:: The input ::
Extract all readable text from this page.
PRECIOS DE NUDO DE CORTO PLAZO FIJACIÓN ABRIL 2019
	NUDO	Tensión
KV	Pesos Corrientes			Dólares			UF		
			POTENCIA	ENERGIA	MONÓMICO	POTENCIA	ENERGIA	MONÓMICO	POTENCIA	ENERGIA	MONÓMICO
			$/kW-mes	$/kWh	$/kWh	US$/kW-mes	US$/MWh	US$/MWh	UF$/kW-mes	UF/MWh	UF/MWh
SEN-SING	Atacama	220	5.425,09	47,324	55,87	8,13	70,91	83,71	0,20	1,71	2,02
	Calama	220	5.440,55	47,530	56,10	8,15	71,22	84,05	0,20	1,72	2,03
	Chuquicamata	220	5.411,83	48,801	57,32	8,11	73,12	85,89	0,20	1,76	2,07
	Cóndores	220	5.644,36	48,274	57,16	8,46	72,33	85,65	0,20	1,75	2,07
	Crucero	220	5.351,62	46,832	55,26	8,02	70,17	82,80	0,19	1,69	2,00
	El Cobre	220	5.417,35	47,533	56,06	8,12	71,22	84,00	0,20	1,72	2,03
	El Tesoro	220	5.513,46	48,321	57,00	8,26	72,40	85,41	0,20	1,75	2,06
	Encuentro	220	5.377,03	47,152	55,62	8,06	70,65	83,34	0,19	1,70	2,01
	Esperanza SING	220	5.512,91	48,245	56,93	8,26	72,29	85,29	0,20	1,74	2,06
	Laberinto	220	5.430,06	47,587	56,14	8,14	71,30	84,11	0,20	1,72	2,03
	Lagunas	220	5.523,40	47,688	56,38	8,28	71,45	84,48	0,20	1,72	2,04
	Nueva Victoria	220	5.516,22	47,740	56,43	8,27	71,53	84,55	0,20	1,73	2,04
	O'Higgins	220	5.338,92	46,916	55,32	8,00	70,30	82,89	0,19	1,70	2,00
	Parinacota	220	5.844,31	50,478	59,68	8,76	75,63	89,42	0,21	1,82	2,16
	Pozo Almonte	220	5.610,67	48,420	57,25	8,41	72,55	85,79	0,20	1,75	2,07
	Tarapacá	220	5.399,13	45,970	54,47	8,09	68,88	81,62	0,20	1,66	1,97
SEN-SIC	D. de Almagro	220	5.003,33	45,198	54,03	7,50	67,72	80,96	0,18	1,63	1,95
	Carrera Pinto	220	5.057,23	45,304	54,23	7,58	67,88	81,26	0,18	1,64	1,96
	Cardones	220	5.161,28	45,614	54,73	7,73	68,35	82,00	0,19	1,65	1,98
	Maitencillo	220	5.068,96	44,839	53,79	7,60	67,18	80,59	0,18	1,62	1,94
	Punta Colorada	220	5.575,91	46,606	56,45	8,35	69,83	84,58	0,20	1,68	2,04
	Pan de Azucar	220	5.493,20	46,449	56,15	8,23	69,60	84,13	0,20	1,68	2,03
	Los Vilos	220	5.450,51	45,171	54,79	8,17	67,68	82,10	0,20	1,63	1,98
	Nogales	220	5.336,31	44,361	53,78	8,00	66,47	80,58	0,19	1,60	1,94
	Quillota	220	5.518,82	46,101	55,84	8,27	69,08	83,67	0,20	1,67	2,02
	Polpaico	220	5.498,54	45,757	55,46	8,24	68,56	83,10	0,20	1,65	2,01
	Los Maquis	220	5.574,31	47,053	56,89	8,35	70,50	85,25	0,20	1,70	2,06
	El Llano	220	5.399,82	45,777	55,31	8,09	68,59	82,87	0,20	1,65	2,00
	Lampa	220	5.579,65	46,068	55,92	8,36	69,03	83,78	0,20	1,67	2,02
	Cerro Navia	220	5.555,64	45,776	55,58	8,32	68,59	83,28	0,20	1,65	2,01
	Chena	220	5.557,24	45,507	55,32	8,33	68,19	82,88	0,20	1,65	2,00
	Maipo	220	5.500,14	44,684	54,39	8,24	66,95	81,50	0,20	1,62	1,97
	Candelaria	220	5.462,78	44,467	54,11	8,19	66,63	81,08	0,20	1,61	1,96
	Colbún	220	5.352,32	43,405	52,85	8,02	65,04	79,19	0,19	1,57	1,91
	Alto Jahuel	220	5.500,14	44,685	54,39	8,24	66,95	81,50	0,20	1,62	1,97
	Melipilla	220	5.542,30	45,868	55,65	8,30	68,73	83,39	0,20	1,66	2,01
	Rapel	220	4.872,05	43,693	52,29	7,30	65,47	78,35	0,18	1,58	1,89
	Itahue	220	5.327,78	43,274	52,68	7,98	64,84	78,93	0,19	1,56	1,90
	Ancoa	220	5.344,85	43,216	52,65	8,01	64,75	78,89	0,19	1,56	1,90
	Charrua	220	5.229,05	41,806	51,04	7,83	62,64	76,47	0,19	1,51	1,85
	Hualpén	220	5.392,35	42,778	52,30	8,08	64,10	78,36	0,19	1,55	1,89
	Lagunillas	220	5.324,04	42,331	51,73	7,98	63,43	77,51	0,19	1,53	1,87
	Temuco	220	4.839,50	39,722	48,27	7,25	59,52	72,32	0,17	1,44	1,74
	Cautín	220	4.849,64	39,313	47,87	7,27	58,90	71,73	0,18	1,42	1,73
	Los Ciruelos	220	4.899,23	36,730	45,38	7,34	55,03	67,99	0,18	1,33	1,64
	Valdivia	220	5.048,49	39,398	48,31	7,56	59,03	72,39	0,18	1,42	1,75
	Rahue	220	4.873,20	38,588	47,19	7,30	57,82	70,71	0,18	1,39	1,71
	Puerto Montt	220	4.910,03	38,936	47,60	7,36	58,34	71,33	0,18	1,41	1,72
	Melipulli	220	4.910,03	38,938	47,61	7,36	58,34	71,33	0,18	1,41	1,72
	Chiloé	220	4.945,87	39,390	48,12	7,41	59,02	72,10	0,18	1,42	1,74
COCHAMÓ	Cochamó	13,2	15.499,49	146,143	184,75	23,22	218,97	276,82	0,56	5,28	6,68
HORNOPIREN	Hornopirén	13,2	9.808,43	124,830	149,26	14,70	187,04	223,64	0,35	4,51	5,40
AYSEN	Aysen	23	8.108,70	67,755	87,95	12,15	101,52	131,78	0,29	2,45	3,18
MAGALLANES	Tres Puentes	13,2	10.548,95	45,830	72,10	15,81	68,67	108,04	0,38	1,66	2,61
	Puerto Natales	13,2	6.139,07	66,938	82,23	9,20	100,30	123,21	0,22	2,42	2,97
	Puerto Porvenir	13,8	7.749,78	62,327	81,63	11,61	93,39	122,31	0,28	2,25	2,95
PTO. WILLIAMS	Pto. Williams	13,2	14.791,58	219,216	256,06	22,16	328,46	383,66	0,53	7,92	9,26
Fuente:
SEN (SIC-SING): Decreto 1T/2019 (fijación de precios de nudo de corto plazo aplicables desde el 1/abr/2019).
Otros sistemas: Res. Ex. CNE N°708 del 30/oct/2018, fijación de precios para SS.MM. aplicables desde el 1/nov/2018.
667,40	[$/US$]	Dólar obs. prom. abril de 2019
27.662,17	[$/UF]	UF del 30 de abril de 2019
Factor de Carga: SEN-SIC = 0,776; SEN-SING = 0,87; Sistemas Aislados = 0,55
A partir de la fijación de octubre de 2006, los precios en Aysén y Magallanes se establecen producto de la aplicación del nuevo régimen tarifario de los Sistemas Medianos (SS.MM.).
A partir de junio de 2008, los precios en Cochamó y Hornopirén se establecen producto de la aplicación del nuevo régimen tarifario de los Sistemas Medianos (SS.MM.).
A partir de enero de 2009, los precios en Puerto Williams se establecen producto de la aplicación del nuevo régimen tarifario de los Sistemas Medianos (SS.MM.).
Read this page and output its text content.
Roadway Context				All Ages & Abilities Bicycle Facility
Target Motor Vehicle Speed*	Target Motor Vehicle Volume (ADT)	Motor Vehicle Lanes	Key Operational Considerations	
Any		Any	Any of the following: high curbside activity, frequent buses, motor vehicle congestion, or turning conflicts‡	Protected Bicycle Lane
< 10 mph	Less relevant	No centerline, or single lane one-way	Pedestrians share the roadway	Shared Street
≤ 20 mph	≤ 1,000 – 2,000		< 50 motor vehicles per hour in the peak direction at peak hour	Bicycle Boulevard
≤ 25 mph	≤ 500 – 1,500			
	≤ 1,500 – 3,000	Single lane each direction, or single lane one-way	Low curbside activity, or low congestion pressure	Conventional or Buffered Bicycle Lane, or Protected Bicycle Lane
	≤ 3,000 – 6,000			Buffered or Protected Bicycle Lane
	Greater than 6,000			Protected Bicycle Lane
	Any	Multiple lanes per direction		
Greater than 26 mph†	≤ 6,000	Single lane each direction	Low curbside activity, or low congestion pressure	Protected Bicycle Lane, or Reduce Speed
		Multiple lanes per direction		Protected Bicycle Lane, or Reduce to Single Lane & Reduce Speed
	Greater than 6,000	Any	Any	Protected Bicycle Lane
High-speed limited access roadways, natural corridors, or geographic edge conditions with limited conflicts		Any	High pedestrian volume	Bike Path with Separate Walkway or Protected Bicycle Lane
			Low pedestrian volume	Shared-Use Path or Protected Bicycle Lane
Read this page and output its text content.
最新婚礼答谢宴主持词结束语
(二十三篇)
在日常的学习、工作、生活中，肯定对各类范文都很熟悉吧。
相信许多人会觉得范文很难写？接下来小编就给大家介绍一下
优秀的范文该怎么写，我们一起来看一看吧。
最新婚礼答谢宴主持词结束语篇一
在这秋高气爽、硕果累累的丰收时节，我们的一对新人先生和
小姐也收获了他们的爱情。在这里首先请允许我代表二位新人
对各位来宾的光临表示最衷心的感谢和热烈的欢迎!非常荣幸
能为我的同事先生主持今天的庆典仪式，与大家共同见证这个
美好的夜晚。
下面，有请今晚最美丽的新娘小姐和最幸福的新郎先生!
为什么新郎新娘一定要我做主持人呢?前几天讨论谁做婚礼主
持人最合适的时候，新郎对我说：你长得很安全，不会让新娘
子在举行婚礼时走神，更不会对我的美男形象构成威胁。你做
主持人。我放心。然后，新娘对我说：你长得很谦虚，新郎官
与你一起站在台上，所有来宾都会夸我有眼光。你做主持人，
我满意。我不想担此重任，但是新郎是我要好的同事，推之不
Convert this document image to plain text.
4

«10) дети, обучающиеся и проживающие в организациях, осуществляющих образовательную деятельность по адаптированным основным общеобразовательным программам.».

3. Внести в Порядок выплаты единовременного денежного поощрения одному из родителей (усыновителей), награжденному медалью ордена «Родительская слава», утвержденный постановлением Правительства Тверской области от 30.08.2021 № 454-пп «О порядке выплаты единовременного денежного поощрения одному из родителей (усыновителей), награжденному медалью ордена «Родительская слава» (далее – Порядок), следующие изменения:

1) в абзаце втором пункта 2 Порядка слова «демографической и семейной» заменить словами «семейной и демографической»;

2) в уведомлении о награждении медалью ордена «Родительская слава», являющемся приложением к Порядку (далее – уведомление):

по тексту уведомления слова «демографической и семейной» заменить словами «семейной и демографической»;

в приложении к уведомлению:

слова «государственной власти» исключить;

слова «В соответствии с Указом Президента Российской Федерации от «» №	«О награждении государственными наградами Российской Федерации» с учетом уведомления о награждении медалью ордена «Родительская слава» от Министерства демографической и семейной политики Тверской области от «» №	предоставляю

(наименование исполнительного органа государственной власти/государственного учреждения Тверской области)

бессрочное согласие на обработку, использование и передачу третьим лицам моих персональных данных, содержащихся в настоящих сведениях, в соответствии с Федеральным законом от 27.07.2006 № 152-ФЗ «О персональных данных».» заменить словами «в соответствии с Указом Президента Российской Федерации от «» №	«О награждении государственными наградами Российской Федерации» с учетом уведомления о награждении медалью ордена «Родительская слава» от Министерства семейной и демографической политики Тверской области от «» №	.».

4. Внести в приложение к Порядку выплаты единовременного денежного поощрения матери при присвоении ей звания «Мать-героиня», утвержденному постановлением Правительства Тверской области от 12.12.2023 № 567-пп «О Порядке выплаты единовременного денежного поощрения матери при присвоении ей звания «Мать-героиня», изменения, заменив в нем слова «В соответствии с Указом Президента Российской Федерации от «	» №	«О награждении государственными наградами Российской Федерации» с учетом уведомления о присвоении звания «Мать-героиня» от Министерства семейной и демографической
:::
**Set exercise:** Exactly how many lines of the listing above contain the string "власти"? Give no more than the number.

**Task answer:** 2